>> START EXERCISE DATA

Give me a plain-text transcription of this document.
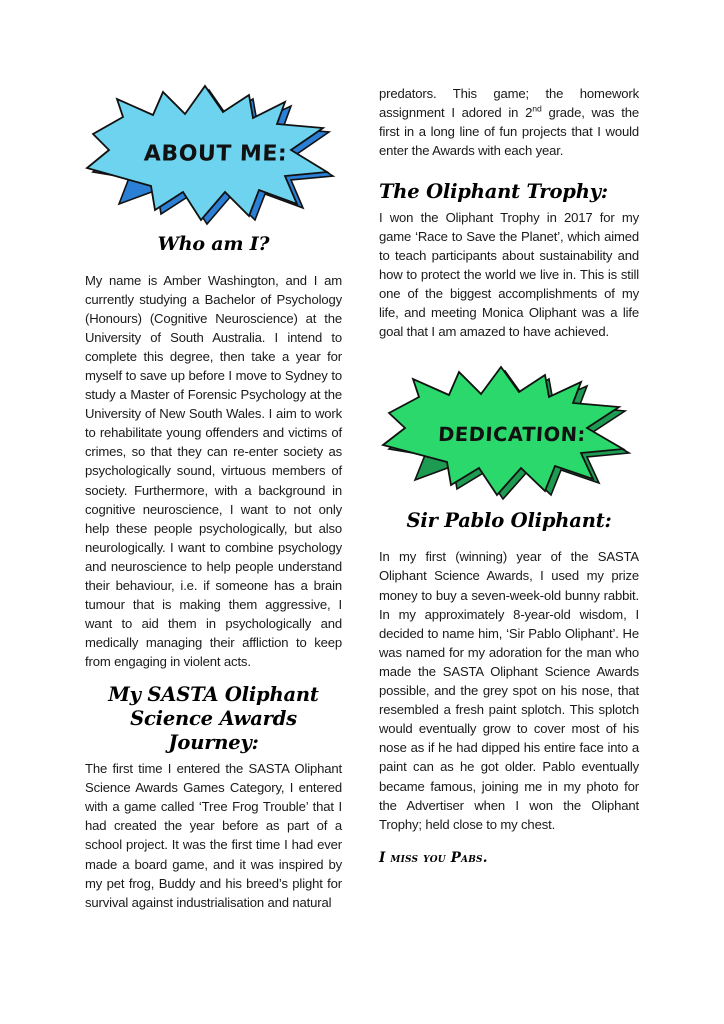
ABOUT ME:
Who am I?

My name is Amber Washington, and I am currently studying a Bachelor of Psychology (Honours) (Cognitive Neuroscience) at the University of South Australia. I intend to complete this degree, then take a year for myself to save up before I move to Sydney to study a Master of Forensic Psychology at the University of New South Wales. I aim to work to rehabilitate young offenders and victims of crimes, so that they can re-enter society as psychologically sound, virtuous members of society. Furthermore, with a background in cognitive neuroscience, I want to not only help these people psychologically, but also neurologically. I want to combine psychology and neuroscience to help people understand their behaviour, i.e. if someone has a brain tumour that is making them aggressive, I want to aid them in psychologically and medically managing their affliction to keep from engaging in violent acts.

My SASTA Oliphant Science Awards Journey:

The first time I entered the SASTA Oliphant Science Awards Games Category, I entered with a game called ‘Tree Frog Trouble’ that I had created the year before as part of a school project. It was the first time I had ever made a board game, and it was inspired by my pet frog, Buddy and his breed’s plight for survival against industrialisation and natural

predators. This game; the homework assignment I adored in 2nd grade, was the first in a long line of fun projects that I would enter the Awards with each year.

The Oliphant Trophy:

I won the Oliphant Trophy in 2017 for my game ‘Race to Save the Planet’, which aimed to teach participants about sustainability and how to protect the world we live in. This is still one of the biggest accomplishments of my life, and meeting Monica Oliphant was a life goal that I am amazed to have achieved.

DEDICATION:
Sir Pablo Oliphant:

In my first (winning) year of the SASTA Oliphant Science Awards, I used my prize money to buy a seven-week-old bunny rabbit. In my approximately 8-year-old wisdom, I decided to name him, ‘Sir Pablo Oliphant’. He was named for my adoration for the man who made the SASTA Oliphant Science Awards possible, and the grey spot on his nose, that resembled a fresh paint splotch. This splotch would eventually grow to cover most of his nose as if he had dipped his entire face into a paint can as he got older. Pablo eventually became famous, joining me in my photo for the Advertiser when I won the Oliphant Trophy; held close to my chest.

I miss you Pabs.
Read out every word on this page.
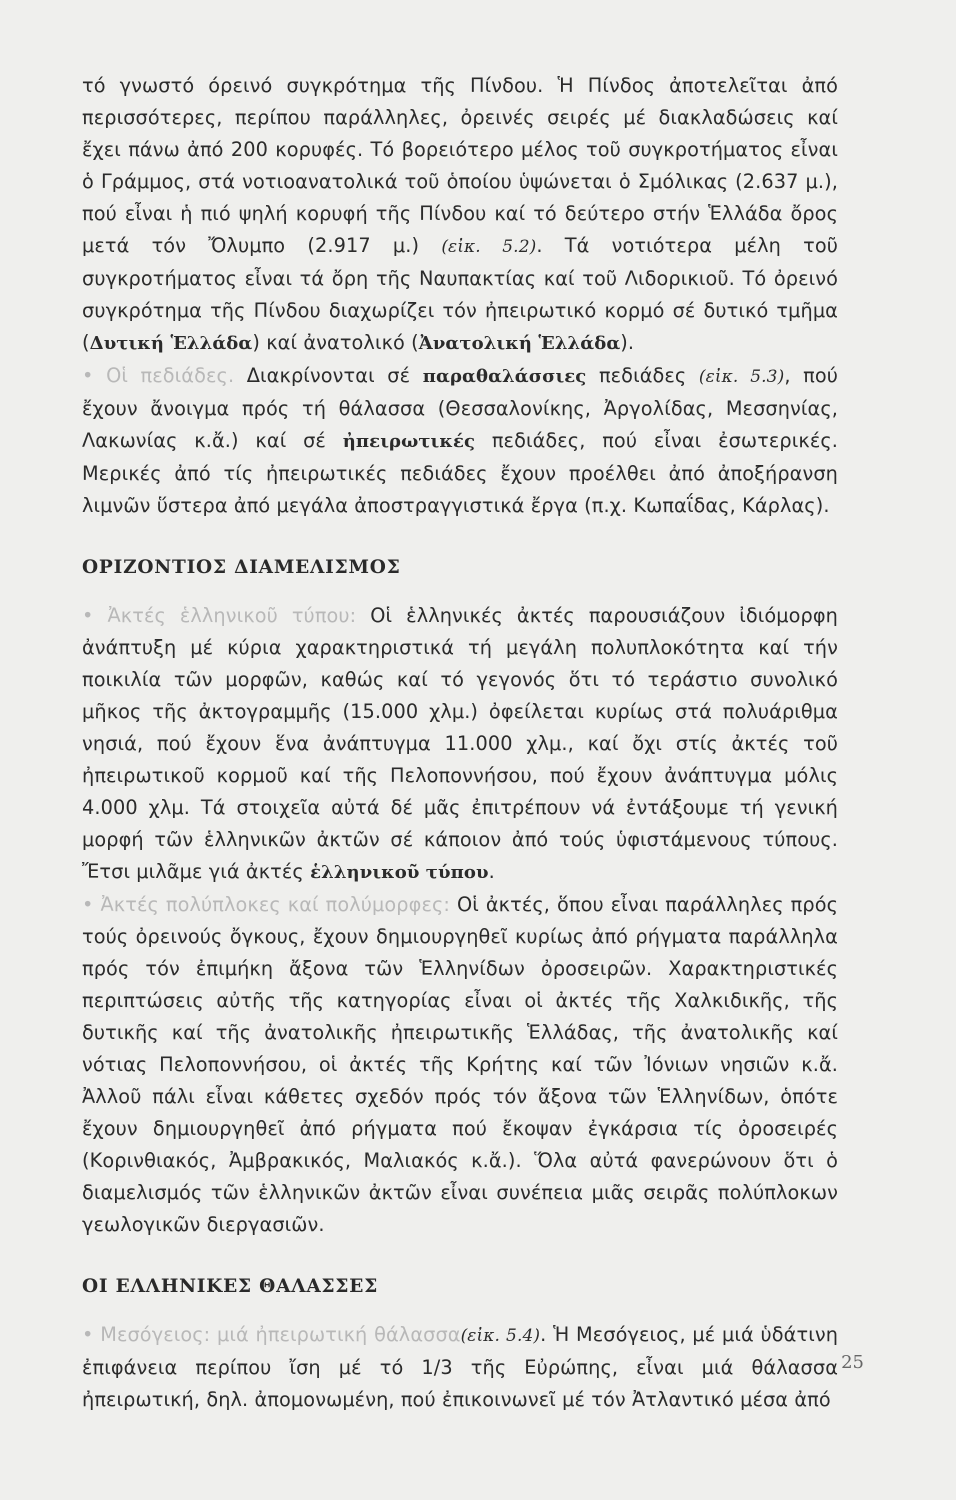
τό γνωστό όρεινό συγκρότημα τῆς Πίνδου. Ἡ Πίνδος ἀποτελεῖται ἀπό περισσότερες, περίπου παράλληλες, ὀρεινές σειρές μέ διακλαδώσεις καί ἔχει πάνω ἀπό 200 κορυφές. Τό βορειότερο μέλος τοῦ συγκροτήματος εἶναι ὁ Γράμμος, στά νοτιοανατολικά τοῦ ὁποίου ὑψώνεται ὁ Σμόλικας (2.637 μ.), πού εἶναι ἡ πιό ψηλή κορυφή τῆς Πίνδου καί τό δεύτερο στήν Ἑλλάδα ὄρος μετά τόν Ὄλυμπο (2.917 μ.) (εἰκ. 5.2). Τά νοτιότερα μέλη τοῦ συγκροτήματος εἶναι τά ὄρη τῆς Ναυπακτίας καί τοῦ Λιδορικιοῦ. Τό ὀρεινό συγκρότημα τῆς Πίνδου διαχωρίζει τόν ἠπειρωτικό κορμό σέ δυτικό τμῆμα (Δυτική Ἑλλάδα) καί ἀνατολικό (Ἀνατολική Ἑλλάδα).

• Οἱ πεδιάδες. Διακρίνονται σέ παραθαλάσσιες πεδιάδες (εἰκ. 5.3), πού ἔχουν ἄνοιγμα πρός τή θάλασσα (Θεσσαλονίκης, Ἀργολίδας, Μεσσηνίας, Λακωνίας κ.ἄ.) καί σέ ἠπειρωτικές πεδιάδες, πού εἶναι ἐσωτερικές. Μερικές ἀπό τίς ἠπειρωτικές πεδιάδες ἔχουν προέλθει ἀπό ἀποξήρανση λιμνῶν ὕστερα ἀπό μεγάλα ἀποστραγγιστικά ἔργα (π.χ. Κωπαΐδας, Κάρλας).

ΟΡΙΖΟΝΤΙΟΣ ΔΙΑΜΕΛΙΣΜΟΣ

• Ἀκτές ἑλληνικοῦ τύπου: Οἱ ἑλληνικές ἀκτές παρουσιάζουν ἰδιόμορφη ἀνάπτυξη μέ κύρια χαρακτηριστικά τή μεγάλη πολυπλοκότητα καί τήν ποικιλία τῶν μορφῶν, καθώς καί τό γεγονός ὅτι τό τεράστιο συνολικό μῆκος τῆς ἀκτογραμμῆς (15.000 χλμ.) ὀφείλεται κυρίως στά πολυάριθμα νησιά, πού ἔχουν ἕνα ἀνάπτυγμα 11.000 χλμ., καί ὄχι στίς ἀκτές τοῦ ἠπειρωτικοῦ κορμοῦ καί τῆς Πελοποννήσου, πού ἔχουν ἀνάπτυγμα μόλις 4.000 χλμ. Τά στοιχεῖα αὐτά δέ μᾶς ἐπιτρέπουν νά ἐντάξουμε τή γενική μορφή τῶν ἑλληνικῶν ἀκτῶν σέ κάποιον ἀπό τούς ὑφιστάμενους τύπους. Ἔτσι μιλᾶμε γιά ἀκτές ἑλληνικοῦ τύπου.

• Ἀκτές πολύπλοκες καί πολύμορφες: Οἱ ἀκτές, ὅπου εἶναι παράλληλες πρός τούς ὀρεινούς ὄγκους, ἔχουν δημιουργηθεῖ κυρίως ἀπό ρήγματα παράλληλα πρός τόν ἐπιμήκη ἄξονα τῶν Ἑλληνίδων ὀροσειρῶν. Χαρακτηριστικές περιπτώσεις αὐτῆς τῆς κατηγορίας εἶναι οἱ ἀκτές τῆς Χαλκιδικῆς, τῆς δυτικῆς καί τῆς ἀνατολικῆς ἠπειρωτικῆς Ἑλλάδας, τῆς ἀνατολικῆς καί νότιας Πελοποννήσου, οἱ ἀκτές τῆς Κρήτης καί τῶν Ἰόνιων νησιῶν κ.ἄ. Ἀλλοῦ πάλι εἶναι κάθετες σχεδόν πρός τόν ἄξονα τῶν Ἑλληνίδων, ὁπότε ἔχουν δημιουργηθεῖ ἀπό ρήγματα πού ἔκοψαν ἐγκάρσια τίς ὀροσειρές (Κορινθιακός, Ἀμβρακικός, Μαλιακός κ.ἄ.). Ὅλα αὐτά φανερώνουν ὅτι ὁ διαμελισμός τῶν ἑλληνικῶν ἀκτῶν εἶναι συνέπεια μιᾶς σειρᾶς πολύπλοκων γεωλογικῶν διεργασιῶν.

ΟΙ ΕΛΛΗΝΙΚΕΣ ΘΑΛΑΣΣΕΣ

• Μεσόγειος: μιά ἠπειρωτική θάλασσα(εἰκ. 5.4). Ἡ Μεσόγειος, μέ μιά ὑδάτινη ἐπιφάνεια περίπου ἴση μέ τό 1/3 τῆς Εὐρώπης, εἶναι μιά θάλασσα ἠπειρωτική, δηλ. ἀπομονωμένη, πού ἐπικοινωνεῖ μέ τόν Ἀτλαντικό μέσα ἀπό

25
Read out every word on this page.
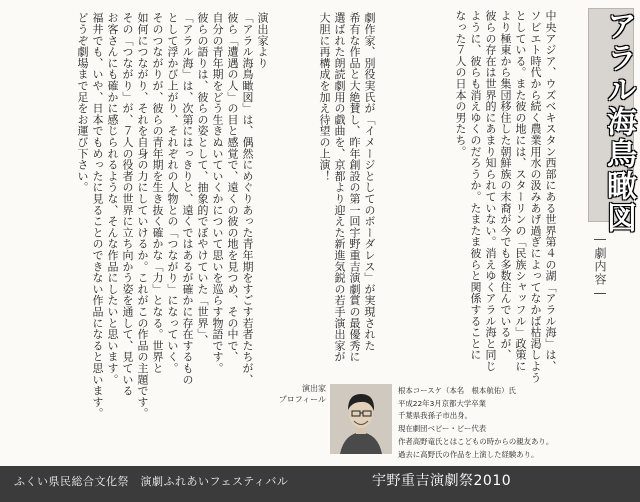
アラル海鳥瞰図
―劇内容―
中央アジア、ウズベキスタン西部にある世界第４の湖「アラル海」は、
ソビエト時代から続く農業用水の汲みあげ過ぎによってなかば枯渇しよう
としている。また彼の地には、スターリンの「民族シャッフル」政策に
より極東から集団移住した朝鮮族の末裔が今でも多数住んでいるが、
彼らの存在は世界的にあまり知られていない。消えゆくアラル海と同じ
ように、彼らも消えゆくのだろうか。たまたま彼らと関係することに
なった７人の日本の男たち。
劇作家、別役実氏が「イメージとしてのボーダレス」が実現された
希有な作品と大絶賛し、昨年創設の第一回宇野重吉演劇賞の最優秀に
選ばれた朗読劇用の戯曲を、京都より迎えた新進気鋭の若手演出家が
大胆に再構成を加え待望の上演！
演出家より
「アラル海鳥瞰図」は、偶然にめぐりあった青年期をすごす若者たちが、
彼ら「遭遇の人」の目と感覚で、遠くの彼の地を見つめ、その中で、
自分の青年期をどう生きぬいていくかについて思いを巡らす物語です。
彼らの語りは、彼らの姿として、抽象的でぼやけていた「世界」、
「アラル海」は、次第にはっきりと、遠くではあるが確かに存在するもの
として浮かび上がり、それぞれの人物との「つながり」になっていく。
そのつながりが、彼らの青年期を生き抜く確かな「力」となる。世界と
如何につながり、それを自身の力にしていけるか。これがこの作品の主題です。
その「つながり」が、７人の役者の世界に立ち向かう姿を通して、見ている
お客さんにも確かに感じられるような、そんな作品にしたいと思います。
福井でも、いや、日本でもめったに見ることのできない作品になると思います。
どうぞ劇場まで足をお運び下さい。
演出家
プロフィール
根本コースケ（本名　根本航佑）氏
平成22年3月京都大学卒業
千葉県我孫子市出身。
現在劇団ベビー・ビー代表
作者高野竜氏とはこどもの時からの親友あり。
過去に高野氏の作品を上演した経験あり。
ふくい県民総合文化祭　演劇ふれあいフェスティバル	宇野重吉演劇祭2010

>> END EXERCISE DATA

* PROBLEM: A line counts if it holds the word "アラル海鳥瞰図". How many lines of the entries count? Give the number only.

* SOLUTION: 2